# WRITTEN PROBLEM
Please rewrite the records starting with the first line and going on through the line with "69, 1275, 489]", swapping "data-point" for "data-marker" and leaving everything else unchanged.

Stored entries
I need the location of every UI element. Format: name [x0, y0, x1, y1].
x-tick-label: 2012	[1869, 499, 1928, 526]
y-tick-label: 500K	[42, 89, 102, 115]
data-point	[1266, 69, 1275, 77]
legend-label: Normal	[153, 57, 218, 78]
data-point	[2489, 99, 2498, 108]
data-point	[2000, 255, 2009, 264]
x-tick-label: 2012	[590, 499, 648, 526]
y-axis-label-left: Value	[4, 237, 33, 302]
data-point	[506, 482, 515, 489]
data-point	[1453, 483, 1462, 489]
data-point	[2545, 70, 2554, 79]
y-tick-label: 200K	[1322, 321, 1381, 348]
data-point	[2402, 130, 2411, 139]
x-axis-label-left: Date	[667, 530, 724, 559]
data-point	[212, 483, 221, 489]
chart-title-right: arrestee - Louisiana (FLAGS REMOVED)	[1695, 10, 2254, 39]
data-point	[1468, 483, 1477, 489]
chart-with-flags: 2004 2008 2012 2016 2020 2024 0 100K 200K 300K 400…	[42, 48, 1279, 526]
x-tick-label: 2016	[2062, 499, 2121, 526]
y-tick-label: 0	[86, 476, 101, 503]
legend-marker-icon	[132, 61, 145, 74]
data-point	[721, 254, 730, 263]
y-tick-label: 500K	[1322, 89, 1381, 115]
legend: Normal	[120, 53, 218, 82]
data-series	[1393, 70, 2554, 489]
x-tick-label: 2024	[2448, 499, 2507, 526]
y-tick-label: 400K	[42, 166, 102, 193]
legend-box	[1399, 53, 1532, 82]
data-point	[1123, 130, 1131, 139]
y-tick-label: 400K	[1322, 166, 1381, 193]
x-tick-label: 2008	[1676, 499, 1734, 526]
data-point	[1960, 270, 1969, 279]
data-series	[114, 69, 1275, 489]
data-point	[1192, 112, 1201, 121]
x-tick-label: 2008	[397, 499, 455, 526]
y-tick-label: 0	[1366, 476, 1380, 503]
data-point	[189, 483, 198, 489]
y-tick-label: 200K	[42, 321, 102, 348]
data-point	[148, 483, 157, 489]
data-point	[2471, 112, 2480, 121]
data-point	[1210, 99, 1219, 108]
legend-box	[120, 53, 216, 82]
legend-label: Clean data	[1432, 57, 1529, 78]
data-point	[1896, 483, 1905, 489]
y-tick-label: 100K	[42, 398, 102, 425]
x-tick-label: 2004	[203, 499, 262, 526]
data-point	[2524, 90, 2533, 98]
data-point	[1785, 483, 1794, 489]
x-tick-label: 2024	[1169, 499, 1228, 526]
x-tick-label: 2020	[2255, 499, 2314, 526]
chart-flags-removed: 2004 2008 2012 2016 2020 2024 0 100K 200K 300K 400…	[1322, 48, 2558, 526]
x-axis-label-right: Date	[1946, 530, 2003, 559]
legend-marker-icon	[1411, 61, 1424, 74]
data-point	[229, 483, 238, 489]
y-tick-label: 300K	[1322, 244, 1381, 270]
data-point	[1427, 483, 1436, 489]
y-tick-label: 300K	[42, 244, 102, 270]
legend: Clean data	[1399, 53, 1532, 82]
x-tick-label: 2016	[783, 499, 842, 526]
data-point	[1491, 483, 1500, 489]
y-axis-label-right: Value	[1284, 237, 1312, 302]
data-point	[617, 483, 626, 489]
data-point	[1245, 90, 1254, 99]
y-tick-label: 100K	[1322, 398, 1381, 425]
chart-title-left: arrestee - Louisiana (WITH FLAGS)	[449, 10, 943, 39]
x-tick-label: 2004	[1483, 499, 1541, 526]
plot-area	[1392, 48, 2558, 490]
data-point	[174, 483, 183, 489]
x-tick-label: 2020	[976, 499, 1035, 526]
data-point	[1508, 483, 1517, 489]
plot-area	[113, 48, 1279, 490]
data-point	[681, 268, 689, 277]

# EXERCISE SOLUTION
I need the location of every UI element. Format: name [x0, y0, x1, y1].
x-tick-label: 2012	[1869, 499, 1928, 526]
y-tick-label: 500K	[42, 89, 102, 115]
data-marker	[1266, 69, 1275, 77]
legend-label: Normal	[153, 57, 218, 78]
data-marker	[2489, 99, 2498, 108]
data-marker	[2000, 255, 2009, 264]
x-tick-label: 2012	[590, 499, 648, 526]
y-axis-label-left: Value	[4, 237, 33, 302]
data-marker	[506, 482, 515, 489]
data-marker	[1453, 483, 1462, 489]
data-marker	[2545, 70, 2554, 79]
y-tick-label: 200K	[1322, 321, 1381, 348]
data-marker	[2402, 130, 2411, 139]
x-axis-label-left: Date	[667, 530, 724, 559]
data-marker	[212, 483, 221, 489]
chart-title-right: arrestee - Louisiana (FLAGS REMOVED)	[1695, 10, 2254, 39]
data-marker	[1468, 483, 1477, 489]
chart-with-flags: 2004 2008 2012 2016 2020 2024 0 100K 200K 300K 400…	[42, 48, 1279, 526]
x-tick-label: 2016	[2062, 499, 2121, 526]
y-tick-label: 0	[86, 476, 101, 503]
legend-marker-icon	[132, 61, 145, 74]
data-marker	[721, 254, 730, 263]
y-tick-label: 500K	[1322, 89, 1381, 115]
legend: Normal	[120, 53, 218, 82]
data-series	[1393, 70, 2554, 489]
x-tick-label: 2024	[2448, 499, 2507, 526]
y-tick-label: 400K	[42, 166, 102, 193]
legend-box	[1399, 53, 1532, 82]
data-marker	[1123, 130, 1131, 139]
y-tick-label: 400K	[1322, 166, 1381, 193]
x-tick-label: 2008	[1676, 499, 1734, 526]
data-marker	[1960, 270, 1969, 279]
data-series	[114, 69, 1275, 489]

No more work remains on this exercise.